» **DIRECTIONS FOR THIS TASK**
Write out the whole of the material exactly.

» **DATA ENTRIES**
+-------+

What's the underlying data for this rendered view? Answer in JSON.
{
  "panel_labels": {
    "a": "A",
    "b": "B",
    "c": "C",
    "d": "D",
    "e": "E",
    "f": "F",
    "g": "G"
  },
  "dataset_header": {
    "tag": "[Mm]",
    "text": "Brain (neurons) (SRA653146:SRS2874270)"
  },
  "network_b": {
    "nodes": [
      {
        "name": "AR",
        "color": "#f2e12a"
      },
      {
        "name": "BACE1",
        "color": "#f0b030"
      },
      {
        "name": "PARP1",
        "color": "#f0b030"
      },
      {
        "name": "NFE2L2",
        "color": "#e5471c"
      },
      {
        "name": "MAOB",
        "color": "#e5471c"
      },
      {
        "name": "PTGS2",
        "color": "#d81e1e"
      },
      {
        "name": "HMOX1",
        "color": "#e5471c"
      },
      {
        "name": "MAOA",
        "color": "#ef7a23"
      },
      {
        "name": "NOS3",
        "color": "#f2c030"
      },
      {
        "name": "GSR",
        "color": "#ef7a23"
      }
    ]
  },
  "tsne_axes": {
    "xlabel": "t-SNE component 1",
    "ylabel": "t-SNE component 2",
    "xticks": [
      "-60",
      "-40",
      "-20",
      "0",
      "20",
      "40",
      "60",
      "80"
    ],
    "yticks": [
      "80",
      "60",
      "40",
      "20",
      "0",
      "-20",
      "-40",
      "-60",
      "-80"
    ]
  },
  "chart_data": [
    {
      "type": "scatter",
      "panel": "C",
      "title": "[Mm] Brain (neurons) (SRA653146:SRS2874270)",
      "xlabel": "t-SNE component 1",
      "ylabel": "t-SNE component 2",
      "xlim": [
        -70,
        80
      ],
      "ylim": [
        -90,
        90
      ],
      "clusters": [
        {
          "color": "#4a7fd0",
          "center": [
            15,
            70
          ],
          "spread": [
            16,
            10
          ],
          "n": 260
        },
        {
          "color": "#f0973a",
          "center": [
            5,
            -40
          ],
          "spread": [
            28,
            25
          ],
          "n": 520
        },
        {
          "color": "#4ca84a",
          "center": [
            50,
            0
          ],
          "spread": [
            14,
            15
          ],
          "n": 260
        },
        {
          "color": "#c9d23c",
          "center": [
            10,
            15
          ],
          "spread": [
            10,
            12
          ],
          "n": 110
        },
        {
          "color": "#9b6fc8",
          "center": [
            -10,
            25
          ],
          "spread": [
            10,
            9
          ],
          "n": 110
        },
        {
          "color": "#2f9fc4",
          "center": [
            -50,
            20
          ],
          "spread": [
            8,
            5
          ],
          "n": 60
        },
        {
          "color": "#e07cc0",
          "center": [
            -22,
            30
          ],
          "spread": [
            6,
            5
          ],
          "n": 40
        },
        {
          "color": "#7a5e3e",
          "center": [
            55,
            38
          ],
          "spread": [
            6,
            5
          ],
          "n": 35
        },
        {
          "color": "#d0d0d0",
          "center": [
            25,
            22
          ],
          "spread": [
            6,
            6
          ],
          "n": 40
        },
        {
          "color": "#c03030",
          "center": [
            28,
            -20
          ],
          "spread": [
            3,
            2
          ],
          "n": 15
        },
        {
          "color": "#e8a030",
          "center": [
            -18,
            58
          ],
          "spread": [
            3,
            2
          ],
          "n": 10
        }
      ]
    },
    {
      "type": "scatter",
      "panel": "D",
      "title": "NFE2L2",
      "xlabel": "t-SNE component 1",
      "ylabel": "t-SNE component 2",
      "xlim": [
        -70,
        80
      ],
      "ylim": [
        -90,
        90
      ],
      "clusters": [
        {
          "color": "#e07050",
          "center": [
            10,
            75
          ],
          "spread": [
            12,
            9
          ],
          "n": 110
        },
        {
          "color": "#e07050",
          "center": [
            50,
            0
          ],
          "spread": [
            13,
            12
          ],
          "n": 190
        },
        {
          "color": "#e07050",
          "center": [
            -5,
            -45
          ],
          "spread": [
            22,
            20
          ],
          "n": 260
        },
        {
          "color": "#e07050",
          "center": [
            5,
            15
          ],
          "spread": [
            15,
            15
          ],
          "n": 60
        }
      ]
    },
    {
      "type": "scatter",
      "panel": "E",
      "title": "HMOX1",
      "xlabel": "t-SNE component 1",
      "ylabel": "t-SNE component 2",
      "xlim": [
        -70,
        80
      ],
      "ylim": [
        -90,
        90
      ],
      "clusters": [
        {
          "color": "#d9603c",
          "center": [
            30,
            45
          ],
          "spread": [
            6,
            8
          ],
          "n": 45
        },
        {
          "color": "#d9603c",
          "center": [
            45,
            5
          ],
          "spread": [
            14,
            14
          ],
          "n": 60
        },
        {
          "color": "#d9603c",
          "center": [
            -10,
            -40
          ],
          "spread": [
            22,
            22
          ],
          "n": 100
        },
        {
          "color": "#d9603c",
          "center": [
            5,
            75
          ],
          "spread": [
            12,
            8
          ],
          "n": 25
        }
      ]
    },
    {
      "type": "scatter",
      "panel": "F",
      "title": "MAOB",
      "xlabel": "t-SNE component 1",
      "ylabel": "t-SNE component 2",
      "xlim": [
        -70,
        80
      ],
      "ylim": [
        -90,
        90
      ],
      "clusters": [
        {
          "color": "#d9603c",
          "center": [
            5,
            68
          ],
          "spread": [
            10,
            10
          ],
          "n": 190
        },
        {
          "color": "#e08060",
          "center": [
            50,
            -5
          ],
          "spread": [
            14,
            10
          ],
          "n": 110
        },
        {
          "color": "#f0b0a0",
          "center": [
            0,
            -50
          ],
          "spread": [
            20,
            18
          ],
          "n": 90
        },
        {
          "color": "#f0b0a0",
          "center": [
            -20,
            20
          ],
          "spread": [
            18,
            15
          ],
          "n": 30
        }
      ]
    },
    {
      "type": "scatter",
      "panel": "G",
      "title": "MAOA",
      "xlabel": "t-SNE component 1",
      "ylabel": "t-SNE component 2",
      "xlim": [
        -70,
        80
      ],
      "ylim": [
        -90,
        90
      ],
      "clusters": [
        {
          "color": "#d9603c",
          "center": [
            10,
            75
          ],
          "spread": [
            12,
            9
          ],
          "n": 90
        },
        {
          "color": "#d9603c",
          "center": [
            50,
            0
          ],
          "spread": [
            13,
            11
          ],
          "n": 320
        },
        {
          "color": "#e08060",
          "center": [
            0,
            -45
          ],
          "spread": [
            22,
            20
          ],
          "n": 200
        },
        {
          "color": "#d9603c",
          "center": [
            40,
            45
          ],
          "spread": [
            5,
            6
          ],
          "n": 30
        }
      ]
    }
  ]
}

+-------+

» **FINAL RESULT**
What's the underlying data for this rendered view? Answer in JSON.
{
  "panel_labels": {
    "a": "A",
    "b": "B",
    "c": "C",
    "d": "D",
    "e": "E",
    "f": "F",
    "g": "G"
  },
  "dataset_header": {
    "tag": "[Mm]",
    "text": "Brain (neurons) (SRA653146:SRS2874270)"
  },
  "network_b": {
    "nodes": [
      {
        "name": "AR",
        "color": "#f2e12a"
      },
      {
        "name": "BACE1",
        "color": "#f0b030"
      },
      {
        "name": "PARP1",
        "color": "#f0b030"
      },
      {
        "name": "NFE2L2",
        "color": "#e5471c"
      },
      {
        "name": "MAOB",
        "color": "#e5471c"
      },
      {
        "name": "PTGS2",
        "color": "#d81e1e"
      },
      {
        "name": "HMOX1",
        "color": "#e5471c"
      },
      {
        "name": "MAOA",
        "color": "#ef7a23"
      },
      {
        "name": "NOS3",
        "color": "#f2c030"
      },
      {
        "name": "GSR",
        "color": "#ef7a23"
      }
    ]
  },
  "tsne_axes": {
    "xlabel": "t-SNE component 1",
    "ylabel": "t-SNE component 2",
    "xticks": [
      "-60",
      "-40",
      "-20",
      "0",
      "20",
      "40",
      "60",
      "80"
    ],
    "yticks": [
      "80",
      "60",
      "40",
      "20",
      "0",
      "-20",
      "-40",
      "-60",
      "-80"
    ]
  },
  "chart_data": [
    {
      "type": "scatter",
      "panel": "C",
      "title": "[Mm] Brain (neurons) (SRA653146:SRS2874270)",
      "xlabel": "t-SNE component 1",
      "ylabel": "t-SNE component 2",
      "xlim": [
        -70,
        80
      ],
      "ylim": [
        -90,
        90
      ],
      "clusters": [
        {
          "color": "#4a7fd0",
          "center": [
            15,
            70
          ],
          "spread": [
            16,
            10
          ],
          "n": 260
        },
        {
          "color": "#f0973a",
          "center": [
            5,
            -40
          ],
          "spread": [
            28,
            25
          ],
          "n": 520
        },
        {
          "color": "#4ca84a",
          "center": [
            50,
            0
          ],
          "spread": [
            14,
            15
          ],
          "n": 260
        },
        {
          "color": "#c9d23c",
          "center": [
            10,
            15
          ],
          "spread": [
            10,
            12
          ],
          "n": 110
        },
        {
          "color": "#9b6fc8",
          "center": [
            -10,
            25
          ],
          "spread": [
            10,
            9
          ],
          "n": 110
        },
        {
          "color": "#2f9fc4",
          "center": [
            -50,
            20
          ],
          "spread": [
            8,
            5
          ],
          "n": 60
        },
        {
          "color": "#e07cc0",
          "center": [
            -22,
            30
          ],
          "spread": [
            6,
            5
          ],
          "n": 40
        },
        {
          "color": "#7a5e3e",
          "center": [
            55,
            38
          ],
          "spread": [
            6,
            5
          ],
          "n": 35
        },
        {
          "color": "#d0d0d0",
          "center": [
            25,
            22
          ],
          "spread": [
            6,
            6
          ],
          "n": 40
        },
        {
          "color": "#c03030",
          "center": [
            28,
            -20
          ],
          "spread": [
            3,
            2
          ],
          "n": 15
        },
        {
          "color": "#e8a030",
          "center": [
            -18,
            58
          ],
          "spread": [
            3,
            2
          ],
          "n": 10
        }
      ]
    },
    {
      "type": "scatter",
      "panel": "D",
      "title": "NFE2L2",
      "xlabel": "t-SNE component 1",
      "ylabel": "t-SNE component 2",
      "xlim": [
        -70,
        80
      ],
      "ylim": [
        -90,
        90
      ],
      "clusters": [
        {
          "color": "#e07050",
          "center": [
            10,
            75
          ],
          "spread": [
            12,
            9
          ],
          "n": 110
        },
        {
          "color": "#e07050",
          "center": [
            50,
            0
          ],
          "spread": [
            13,
            12
          ],
          "n": 190
        },
        {
          "color": "#e07050",
          "center": [
            -5,
            -45
          ],
          "spread": [
            22,
            20
          ],
          "n": 260
        },
        {
          "color": "#e07050",
          "center": [
            5,
            15
          ],
          "spread": [
            15,
            15
          ],
          "n": 60
        }
      ]
    },
    {
      "type": "scatter",
      "panel": "E",
      "title": "HMOX1",
      "xlabel": "t-SNE component 1",
      "ylabel": "t-SNE component 2",
      "xlim": [
        -70,
        80
      ],
      "ylim": [
        -90,
        90
      ],
      "clusters": [
        {
          "color": "#d9603c",
          "center": [
            30,
            45
          ],
          "spread": [
            6,
            8
          ],
          "n": 45
        },
        {
          "color": "#d9603c",
          "center": [
            45,
            5
          ],
          "spread": [
            14,
            14
          ],
          "n": 60
        },
        {
          "color": "#d9603c",
          "center": [
            -10,
            -40
          ],
          "spread": [
            22,
            22
          ],
          "n": 100
        },
        {
          "color": "#d9603c",
          "center": [
            5,
            75
          ],
          "spread": [
            12,
            8
          ],
          "n": 25
        }
      ]
    },
    {
      "type": "scatter",
      "panel": "F",
      "title": "MAOB",
      "xlabel": "t-SNE component 1",
      "ylabel": "t-SNE component 2",
      "xlim": [
        -70,
        80
      ],
      "ylim": [
        -90,
        90
      ],
      "clusters": [
        {
          "color": "#d9603c",
          "center": [
            5,
            68
          ],
          "spread": [
            10,
            10
          ],
          "n": 190
        },
        {
          "color": "#e08060",
          "center": [
            50,
            -5
          ],
          "spread": [
            14,
            10
          ],
          "n": 110
        },
        {
          "color": "#f0b0a0",
          "center": [
            0,
            -50
          ],
          "spread": [
            20,
            18
          ],
          "n": 90
        },
        {
          "color": "#f0b0a0",
          "center": [
            -20,
            20
          ],
          "spread": [
            18,
            15
          ],
          "n": 30
        }
      ]
    },
    {
      "type": "scatter",
      "panel": "G",
      "title": "MAOA",
      "xlabel": "t-SNE component 1",
      "ylabel": "t-SNE component 2",
      "xlim": [
        -70,
        80
      ],
      "ylim": [
        -90,
        90
      ],
      "clusters": [
        {
          "color": "#d9603c",
          "center": [
            10,
            75
          ],
          "spread": [
            12,
            9
          ],
          "n": 90
        },
        {
          "color": "#d9603c",
          "center": [
            50,
            0
          ],
          "spread": [
            13,
            11
          ],
          "n": 320
        },
        {
          "color": "#e08060",
          "center": [
            0,
            -45
          ],
          "spread": [
            22,
            20
          ],
          "n": 200
        },
        {
          "color": "#d9603c",
          "center": [
            40,
            45
          ],
          "spread": [
            5,
            6
          ],
          "n": 30
        }
      ]
    }
  ]
}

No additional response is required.